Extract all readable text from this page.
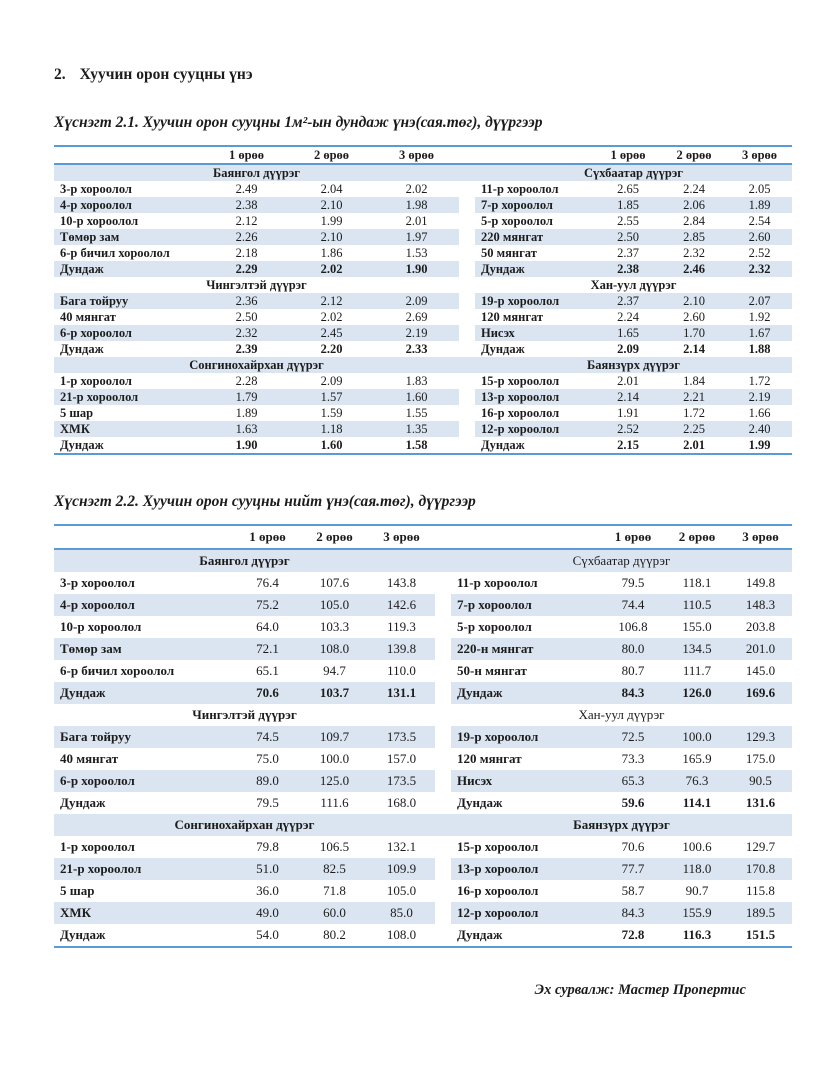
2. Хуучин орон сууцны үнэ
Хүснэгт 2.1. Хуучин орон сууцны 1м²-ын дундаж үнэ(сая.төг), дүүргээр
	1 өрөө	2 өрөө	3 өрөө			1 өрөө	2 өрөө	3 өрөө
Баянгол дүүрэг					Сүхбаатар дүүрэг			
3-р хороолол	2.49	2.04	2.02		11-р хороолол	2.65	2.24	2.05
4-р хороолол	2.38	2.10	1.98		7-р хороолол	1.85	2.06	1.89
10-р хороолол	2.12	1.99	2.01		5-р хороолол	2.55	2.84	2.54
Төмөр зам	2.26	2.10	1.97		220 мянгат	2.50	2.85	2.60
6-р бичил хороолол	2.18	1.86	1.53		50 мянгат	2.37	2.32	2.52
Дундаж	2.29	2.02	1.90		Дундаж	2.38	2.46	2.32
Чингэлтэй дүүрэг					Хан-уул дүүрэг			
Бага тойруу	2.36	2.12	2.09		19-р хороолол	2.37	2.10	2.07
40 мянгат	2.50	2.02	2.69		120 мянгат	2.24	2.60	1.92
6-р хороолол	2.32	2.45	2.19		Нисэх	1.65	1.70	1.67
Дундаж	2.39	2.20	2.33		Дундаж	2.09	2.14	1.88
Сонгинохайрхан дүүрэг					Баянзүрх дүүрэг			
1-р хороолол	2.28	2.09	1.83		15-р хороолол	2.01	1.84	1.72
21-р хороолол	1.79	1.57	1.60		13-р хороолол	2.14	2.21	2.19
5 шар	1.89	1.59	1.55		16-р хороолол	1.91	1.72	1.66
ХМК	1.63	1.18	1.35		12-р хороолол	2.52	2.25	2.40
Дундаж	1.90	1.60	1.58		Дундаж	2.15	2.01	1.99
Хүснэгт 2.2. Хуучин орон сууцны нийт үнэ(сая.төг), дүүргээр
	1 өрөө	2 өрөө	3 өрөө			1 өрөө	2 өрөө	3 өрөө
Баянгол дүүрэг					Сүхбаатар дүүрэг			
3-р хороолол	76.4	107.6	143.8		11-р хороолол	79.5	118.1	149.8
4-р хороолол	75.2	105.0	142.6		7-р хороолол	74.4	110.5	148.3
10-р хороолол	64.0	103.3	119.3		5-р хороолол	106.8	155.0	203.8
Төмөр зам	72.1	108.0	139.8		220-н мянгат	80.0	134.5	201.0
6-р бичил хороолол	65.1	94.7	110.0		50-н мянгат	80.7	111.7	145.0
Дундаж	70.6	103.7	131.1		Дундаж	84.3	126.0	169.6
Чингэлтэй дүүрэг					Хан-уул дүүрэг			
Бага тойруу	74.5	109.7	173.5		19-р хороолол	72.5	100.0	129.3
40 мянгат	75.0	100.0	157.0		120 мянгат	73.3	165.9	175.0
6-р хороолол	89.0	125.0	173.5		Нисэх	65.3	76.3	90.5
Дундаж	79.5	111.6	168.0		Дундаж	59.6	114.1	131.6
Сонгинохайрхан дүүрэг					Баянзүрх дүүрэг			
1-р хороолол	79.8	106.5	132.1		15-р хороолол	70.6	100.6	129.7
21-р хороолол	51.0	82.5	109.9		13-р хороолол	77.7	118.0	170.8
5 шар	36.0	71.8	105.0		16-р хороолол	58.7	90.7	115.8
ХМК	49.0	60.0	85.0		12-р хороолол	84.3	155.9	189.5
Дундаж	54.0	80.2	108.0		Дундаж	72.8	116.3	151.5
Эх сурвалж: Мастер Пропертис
■ ■ ■ ■ ■
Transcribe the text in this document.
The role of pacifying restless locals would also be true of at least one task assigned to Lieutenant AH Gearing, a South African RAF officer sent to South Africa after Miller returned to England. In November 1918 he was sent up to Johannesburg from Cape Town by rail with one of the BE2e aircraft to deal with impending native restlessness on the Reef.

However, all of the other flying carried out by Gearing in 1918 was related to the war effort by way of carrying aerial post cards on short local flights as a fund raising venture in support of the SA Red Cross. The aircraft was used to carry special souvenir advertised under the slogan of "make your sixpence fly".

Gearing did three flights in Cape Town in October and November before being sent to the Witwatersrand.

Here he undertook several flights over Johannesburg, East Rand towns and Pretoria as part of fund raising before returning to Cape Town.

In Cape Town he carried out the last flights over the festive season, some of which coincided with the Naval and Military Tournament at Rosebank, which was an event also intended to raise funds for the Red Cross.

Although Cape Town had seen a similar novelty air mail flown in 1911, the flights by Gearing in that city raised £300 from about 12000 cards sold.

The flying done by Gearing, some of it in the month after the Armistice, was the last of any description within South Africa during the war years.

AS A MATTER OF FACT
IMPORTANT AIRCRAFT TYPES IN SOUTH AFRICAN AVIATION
■ ■ ■ ■ ■
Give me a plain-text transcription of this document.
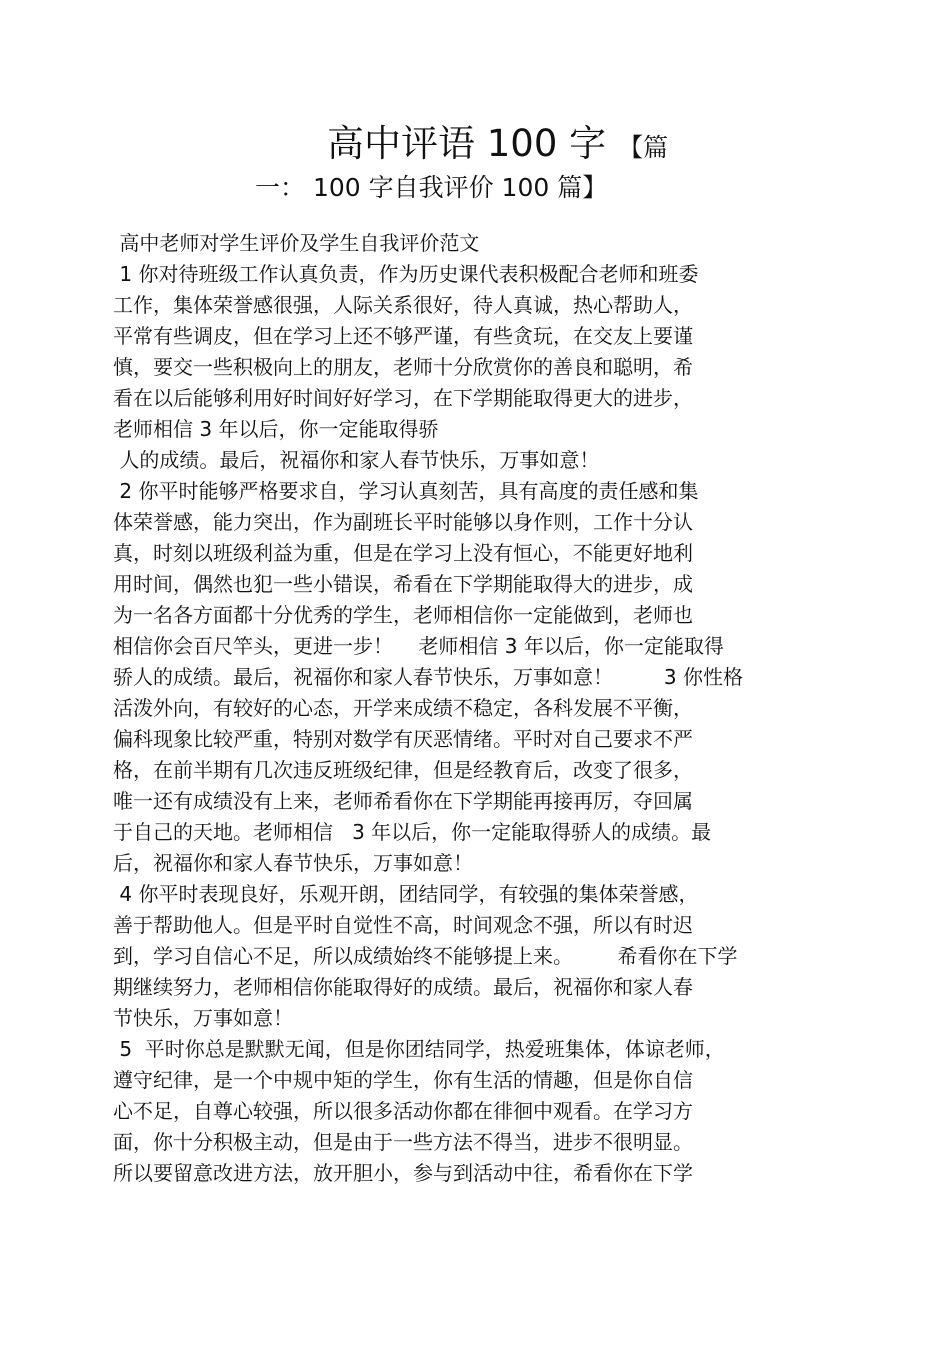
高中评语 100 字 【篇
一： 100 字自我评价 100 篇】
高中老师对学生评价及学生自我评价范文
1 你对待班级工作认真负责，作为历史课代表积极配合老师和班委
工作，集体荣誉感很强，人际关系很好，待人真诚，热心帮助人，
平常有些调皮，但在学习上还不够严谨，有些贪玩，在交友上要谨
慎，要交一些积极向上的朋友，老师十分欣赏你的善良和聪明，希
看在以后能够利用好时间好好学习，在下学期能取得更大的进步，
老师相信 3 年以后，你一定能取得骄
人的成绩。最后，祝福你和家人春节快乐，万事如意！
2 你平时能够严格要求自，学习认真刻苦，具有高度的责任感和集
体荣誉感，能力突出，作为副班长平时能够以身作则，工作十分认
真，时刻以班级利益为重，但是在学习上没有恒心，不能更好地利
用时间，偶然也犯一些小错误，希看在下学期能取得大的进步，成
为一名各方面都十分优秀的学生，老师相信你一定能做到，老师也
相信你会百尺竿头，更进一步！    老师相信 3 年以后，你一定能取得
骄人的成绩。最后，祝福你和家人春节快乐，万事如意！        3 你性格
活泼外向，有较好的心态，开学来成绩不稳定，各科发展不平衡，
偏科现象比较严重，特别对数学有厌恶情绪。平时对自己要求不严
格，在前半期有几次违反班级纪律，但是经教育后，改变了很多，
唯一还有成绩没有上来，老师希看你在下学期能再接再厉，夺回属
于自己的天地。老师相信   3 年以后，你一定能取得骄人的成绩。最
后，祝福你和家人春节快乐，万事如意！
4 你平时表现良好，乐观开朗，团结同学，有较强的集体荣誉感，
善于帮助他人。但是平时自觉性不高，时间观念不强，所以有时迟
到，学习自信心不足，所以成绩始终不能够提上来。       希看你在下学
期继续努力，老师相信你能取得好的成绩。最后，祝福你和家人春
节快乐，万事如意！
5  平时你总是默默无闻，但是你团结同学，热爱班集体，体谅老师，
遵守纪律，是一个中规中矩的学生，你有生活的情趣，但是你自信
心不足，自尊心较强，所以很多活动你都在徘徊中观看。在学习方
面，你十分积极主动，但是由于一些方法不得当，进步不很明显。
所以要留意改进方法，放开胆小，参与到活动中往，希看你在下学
■ ■ ■ ■ ■
- **Exercise requirements**: From the entries above, collect every line with the string "дүүргээр" in it.

- **Written solution**:
Хүснэгт 2.1. Хуучин орон сууцны 1м²-ын дундаж үнэ(сая.төг), дүүргээр
Хүснэгт 2.2. Хуучин орон сууцны нийт үнэ(сая.төг), дүүргээр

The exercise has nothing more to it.